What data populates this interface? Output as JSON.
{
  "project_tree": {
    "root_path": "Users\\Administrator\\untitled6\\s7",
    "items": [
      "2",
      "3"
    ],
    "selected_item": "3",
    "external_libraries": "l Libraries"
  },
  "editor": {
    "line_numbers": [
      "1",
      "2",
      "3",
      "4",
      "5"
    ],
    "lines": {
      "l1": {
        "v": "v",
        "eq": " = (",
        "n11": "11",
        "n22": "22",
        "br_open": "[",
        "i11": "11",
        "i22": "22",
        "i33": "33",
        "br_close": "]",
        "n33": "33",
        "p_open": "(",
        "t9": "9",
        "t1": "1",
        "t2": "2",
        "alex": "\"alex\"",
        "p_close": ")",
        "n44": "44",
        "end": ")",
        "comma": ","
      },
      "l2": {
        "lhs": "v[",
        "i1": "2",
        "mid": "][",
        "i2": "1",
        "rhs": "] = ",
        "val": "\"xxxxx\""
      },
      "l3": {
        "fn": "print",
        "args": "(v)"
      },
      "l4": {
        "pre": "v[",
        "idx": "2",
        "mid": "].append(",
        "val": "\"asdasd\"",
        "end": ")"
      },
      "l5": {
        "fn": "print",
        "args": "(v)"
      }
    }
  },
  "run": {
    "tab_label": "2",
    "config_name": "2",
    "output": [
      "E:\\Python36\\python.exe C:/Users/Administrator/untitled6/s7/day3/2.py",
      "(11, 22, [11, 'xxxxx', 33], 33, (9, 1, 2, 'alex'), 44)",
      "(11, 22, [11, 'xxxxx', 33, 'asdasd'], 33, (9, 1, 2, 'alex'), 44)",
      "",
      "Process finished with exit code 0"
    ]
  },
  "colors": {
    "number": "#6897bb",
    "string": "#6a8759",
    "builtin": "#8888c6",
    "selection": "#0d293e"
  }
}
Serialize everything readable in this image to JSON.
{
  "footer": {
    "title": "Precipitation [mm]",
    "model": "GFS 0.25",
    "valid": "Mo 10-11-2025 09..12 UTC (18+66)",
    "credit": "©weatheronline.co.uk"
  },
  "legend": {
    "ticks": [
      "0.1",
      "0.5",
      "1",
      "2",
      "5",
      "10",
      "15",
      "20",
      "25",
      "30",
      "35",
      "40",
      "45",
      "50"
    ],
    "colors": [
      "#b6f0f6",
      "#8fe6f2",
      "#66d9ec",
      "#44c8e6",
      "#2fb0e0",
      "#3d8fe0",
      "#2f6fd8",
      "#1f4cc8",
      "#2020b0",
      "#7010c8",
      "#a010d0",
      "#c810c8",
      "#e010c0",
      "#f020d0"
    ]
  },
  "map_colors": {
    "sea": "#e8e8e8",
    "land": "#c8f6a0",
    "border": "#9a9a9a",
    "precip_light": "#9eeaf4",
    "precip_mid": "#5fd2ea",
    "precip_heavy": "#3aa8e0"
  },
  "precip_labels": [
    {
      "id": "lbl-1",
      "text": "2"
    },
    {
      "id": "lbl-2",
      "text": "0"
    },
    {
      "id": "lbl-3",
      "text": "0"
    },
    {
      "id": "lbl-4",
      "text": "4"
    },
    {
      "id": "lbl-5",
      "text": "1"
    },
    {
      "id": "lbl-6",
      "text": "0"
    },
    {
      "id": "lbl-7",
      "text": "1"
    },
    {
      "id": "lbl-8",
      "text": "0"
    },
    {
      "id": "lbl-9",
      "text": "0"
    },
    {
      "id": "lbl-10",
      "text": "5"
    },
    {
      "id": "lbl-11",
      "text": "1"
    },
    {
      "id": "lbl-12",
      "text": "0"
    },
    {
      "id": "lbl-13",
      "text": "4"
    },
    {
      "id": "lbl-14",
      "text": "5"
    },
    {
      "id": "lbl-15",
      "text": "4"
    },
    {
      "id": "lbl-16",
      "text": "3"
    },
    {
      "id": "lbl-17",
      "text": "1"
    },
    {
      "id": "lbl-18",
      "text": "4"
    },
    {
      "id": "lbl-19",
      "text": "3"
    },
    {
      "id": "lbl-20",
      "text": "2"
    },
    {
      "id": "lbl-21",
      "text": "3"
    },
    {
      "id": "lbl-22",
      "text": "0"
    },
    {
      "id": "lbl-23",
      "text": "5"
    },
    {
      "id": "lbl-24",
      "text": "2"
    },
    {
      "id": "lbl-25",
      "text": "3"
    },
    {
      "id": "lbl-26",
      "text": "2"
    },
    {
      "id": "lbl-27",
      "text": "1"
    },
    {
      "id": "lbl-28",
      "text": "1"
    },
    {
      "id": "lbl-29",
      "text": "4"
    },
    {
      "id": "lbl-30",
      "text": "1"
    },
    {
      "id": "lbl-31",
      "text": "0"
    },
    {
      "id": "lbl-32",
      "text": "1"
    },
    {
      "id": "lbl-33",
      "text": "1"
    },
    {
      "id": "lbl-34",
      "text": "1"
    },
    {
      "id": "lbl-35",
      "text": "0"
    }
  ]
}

__What is asked__
Your task is to collect every line above that contains the word "asdasd".

__Complete answer__
        "val": "\"asdasd\"",
      "(11, 22, [11, 'xxxxx', 33, 'asdasd'], 33, (9, 1, 2, 'alex'), 44)",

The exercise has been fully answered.